--- begin Raw records ---
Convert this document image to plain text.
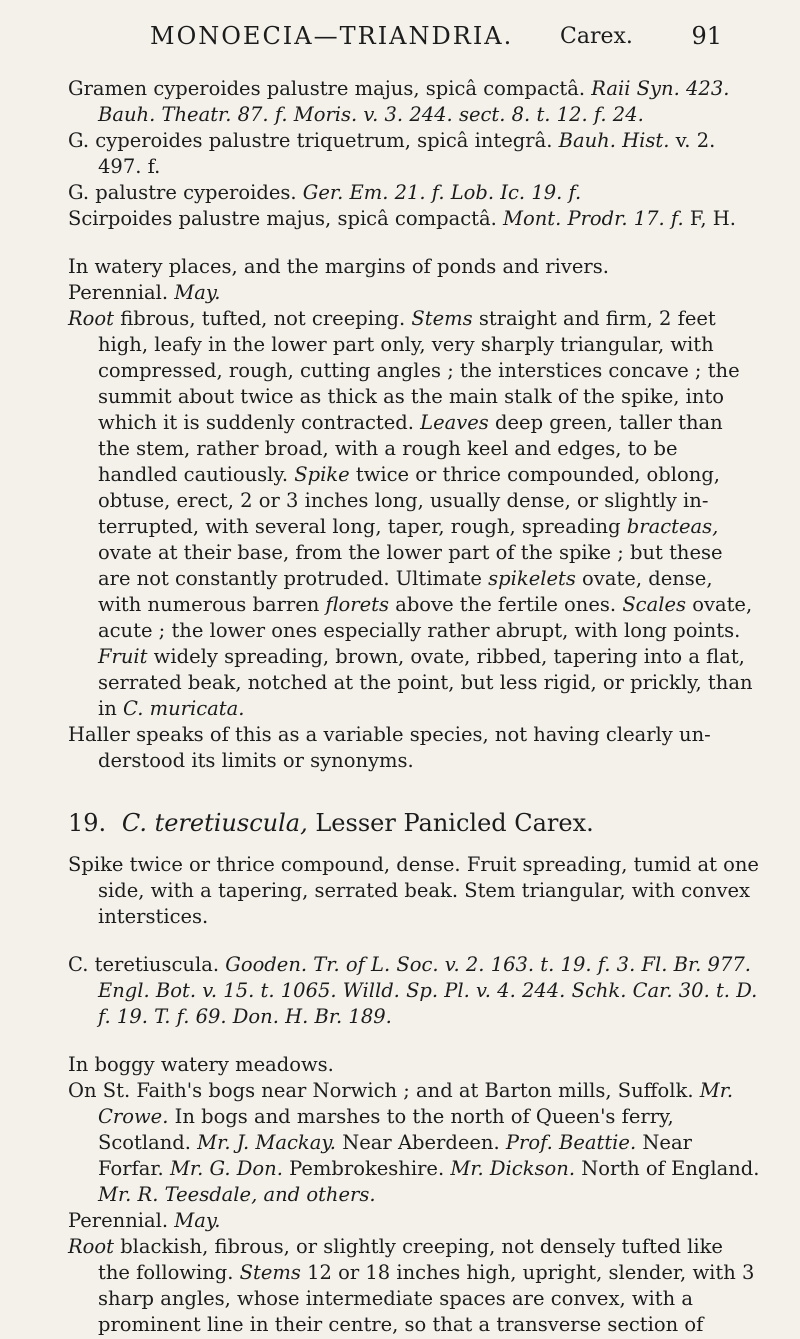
MONOECIA—TRIANDRIA. Carex. 91

Gramen cyperoides palustre majus, spicâ compactâ. Raii Syn. 423. Bauh. Theatr. 87. f. Moris. v. 3. 244. sect. 8. t. 12. f. 24.

G. cyperoides palustre triquetrum, spicâ integrâ. Bauh. Hist. v. 2. 497. f.

G. palustre cyperoides. Ger. Em. 21. f. Lob. Ic. 19. f.

Scirpoides palustre majus, spicâ compactâ. Mont. Prodr. 17. f. F, H.

In watery places, and the margins of ponds and rivers.

Perennial. May.

Root fibrous, tufted, not creeping. Stems straight and firm, 2 feet high, leafy in the lower part only, very sharply triangular, with compressed, rough, cutting angles ; the interstices concave ; the summit about twice as thick as the main stalk of the spike, into which it is suddenly contracted. Leaves deep green, taller than the stem, rather broad, with a rough keel and edges, to be handled cautiously. Spike twice or thrice compounded, oblong, obtuse, erect, 2 or 3 inches long, usually dense, or slightly in-terrupted, with several long, taper, rough, spreading bracteas, ovate at their base, from the lower part of the spike ; but these are not constantly protruded. Ultimate spikelets ovate, dense, with numerous barren florets above the fertile ones. Scales ovate, acute ; the lower ones especially rather abrupt, with long points. Fruit widely spreading, brown, ovate, ribbed, tapering into a flat, serrated beak, notched at the point, but less rigid, or prickly, than in C. muricata.

Haller speaks of this as a variable species, not having clearly un-derstood its limits or synonyms.

19. C. teretiuscula, Lesser Panicled Carex.

Spike twice or thrice compound, dense. Fruit spreading, tumid at one side, with a tapering, serrated beak. Stem triangular, with convex interstices.

C. teretiuscula. Gooden. Tr. of L. Soc. v. 2. 163. t. 19. f. 3. Fl. Br. 977. Engl. Bot. v. 15. t. 1065. Willd. Sp. Pl. v. 4. 244. Schk. Car. 30. t. D. f. 19. T. f. 69. Don. H. Br. 189.

In boggy watery meadows.

On St. Faith's bogs near Norwich ; and at Barton mills, Suffolk. Mr. Crowe. In bogs and marshes to the north of Queen's ferry, Scotland. Mr. J. Mackay. Near Aberdeen. Prof. Beattie. Near Forfar. Mr. G. Don. Pembrokeshire. Mr. Dickson. North of England. Mr. R. Teesdale, and others.

Perennial. May.

Root blackish, fibrous, or slightly creeping, not densely tufted like the following. Stems 12 or 18 inches high, upright, slender, with 3 sharp angles, whose intermediate spaces are convex, with a prominent line in their centre, so that a transverse section of
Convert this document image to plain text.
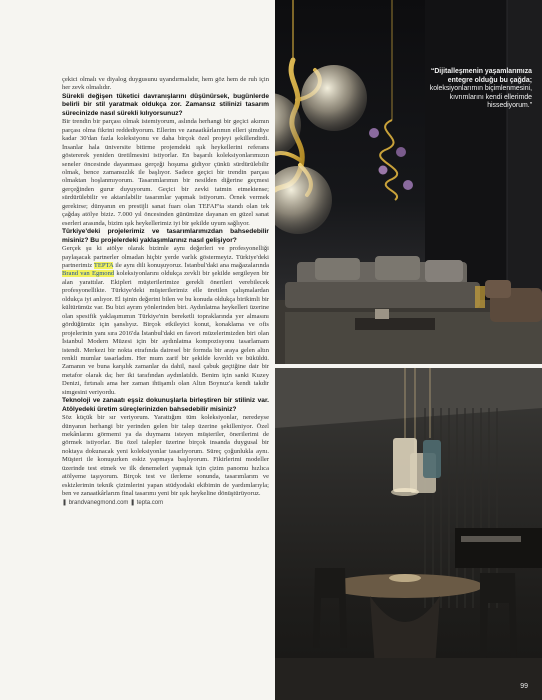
çekici olmalı ve diyalog duygusunu uyandırmalıdır, hem göz hem de ruh için her zevk olmalıdır.

Sürekli değişen tüketici davranışlarını düşünürsek, bugünlerde belirli bir stil yaratmak oldukça zor. Zamansız stilinizi tasarım sürecinizde nasıl sürekli kılıyorsunuz?

Bir trendin bir parçası olmak istemiyorum, aslında herhangi bir geçici akımın parçası olma fikrini reddediyorum. Ellerim ve zanaatkârlarımın elleri şimdiye kadar 30'dan fazla koleksiyonu ve daha birçok özel projeyi şekillendirdi. İnsanlar hala üniversite bitirme projemdeki ışık heykellerini referans göstererek yeniden üretilmesini istiyorlar. En başarılı koleksiyonlarımızın seneler öncesinde dayanması gerçeği hoşuma gidiyor çünkü sürdürülebilir olmak, bence zamansızlık ile başlıyor. Sadece geçici bir trendin parçası olmaktan hoşlanmıyorum. Tasarımlarımın bir nesilden diğerine geçmesi gerçeğinden gurur duyuyorum. Geçici bir zevki tatmin etmektense; sürdürülebilir ve aktarılabilir tasarımlar yapmak istiyorum. Örnek vermek gerekirse; dünyanın en prestijli sanat fuarı olan TEFAF'ta standı olan tek çağdaş atölye biziz. 7.000 yıl öncesinden günümüze dayanan en güzel sanat eserleri arasında, bizim ışık heykellerimiz iyi bir şekilde uyum sağlıyor.

Türkiye'deki projelerimiz ve tasarımlarımızdan bahsedebilir misiniz? Bu projelerdeki yaklaşımlarınız nasıl gelişiyor?

Gerçek şu ki atölye olarak bizimle aynı değerleri ve profesyonelliği paylaşacak partnerler olmadan hiçbir yerde varlık göstermeyiz. Türkiye'deki partnerimiz TEPTA ile aynı dili konuşuyoruz. İstanbul'daki ana mağazalarında Brand van Egmond koleksiyonlarını oldukça zevkli bir şekilde sergileyen bir alan yarattılar. Ekipleri müşterilerimize gerekli önerileri verebilecek profesyonellikte. Türkiye'deki müşterilerimiz elle üretilen çalışmalardan oldukça iyi anlıyor. El işinin değerini bilen ve bu konuda oldukça birikimli bir kültürümüz var. Bu bizi ayrım yönlerinden biri. Aydınlatma heykelleri üzerine olan spesifik yaklaşımımın Türkiye'nin bereketli topraklarında yer almasını gördüğümüz için şanslıyız. Birçok etkileyici konut, konaklama ve ofis projelerinin yanı sıra 2016'da İstanbul'daki en favori müzelerimizden biri olan İstanbul Modern Müzesi için bir aydınlatma kompozisyonu tasarlamam istendi. Merkezi bir nokta etrafında dairesel bir formda bir araya gelen altın renkli mumlar tasarladım. Her mum zarif bir şekilde kıvrıldı ve büküldü. Zamanın ve buna karşılık zamanlar da dahil, nasıl çabuk geçtiğine dair bir metafor olarak da; her iki tarafından aydınlatıldı. Benim için sanki Kuzey Denizi, fırtınalı ama her zaman ihtişamlı olan Altın Boynuz'a kendi takdir simgesini veriyordu.

Teknoloji ve zanaatı eşsiz dokunuşlarla birleştiren bir stiliniz var. Atölyedeki üretim süreçlerinizden bahsedebilir misiniz?

Söz küçük bir sır veriyorum. Yarattığım tüm koleksiyonlar, neredeyse dünyanın herhangi bir yerinden gelen bir talep üzerine şekilleniyor. Özel mekânlarını görmemi ya da duymamı isteyen müşteriler, önerilerimi de görmek istiyorlar. Bu özel talepler üzerine birçok insanda duygusal bir noktaya dokunacak yeni koleksiyonlar tasarlıyorum. Süreç çoğunlukla aynı. Müşteri ile konuşurken eskiz yapmaya başlıyorum. Fikirlerimi modeller üzerinde test etmek ve ilk denemeleri yapmak için çizim panomu hızlıca atölyeme taşıyorum. Birçok test ve ilerleme sonunda, tasarımlarım ve eskizlerimin teknik çizimlerini yapan stüdyodaki ekibimin de yardımlarıyla; ben ve zanaatkârlarım final tasarımı yeni bir ışık heykeline dönüştürüyoruz.

❚ brandvanegmond.com ❚ tepta.com

“Dijitalleşmenin yaşamlarımıza entegre olduğu bu çağda; koleksiyonlarımın biçimlenmesini, kıvrımlarını kendi ellerimde hissediyorum.”
99
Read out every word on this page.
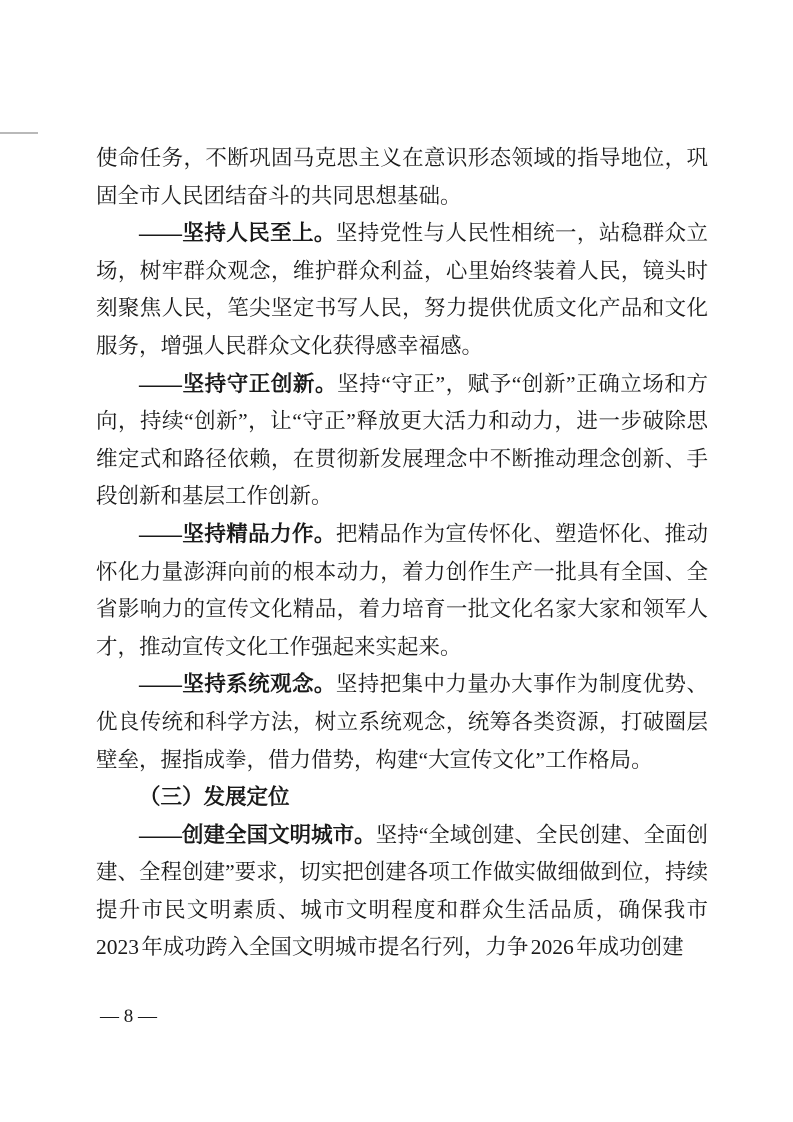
使命任务，不断巩固马克思主义在意识形态领域的指导地位，巩固全市人民团结奋斗的共同思想基础。

——坚持人民至上。坚持党性与人民性相统一，站稳群众立场，树牢群众观念，维护群众利益，心里始终装着人民，镜头时刻聚焦人民，笔尖坚定书写人民，努力提供优质文化产品和文化服务，增强人民群众文化获得感幸福感。

——坚持守正创新。坚持“守正”，赋予“创新”正确立场和方向，持续“创新”，让“守正”释放更大活力和动力，进一步破除思维定式和路径依赖，在贯彻新发展理念中不断推动理念创新、手段创新和基层工作创新。

——坚持精品力作。把精品作为宣传怀化、塑造怀化、推动怀化力量澎湃向前的根本动力，着力创作生产一批具有全国、全省影响力的宣传文化精品，着力培育一批文化名家大家和领军人才，推动宣传文化工作强起来实起来。

——坚持系统观念。坚持把集中力量办大事作为制度优势、优良传统和科学方法，树立系统观念，统筹各类资源，打破圈层壁垒，握指成拳，借力借势，构建“大宣传文化”工作格局。

（三）发展定位

——创建全国文明城市。坚持“全域创建、全民创建、全面创建、全程创建”要求，切实把创建各项工作做实做细做到位，持续提升市民文明素质、城市文明程度和群众生活品质，确保我市 2023 年成功跨入全国文明城市提名行列，力争 2026 年成功创建

— 8 —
--- end Raw records ---
Drop the pictures, then reproduce exactly the lines from the one with "Read out every word on this page." through the final line of the listing.

Read out every word on this page.
使命任务，不断巩固马克思主义在意识形态领域的指导地位，巩固全市人民团结奋斗的共同思想基础。

——坚持人民至上。坚持党性与人民性相统一，站稳群众立场，树牢群众观念，维护群众利益，心里始终装着人民，镜头时刻聚焦人民，笔尖坚定书写人民，努力提供优质文化产品和文化服务，增强人民群众文化获得感幸福感。

——坚持守正创新。坚持“守正”，赋予“创新”正确立场和方向，持续“创新”，让“守正”释放更大活力和动力，进一步破除思维定式和路径依赖，在贯彻新发展理念中不断推动理念创新、手段创新和基层工作创新。

——坚持精品力作。把精品作为宣传怀化、塑造怀化、推动怀化力量澎湃向前的根本动力，着力创作生产一批具有全国、全省影响力的宣传文化精品，着力培育一批文化名家大家和领军人才，推动宣传文化工作强起来实起来。

——坚持系统观念。坚持把集中力量办大事作为制度优势、优良传统和科学方法，树立系统观念，统筹各类资源，打破圈层壁垒，握指成拳，借力借势，构建“大宣传文化”工作格局。

（三）发展定位

——创建全国文明城市。坚持“全域创建、全民创建、全面创建、全程创建”要求，切实把创建各项工作做实做细做到位，持续提升市民文明素质、城市文明程度和群众生活品质，确保我市 2023 年成功跨入全国文明城市提名行列，力争 2026 年成功创建

— 8 —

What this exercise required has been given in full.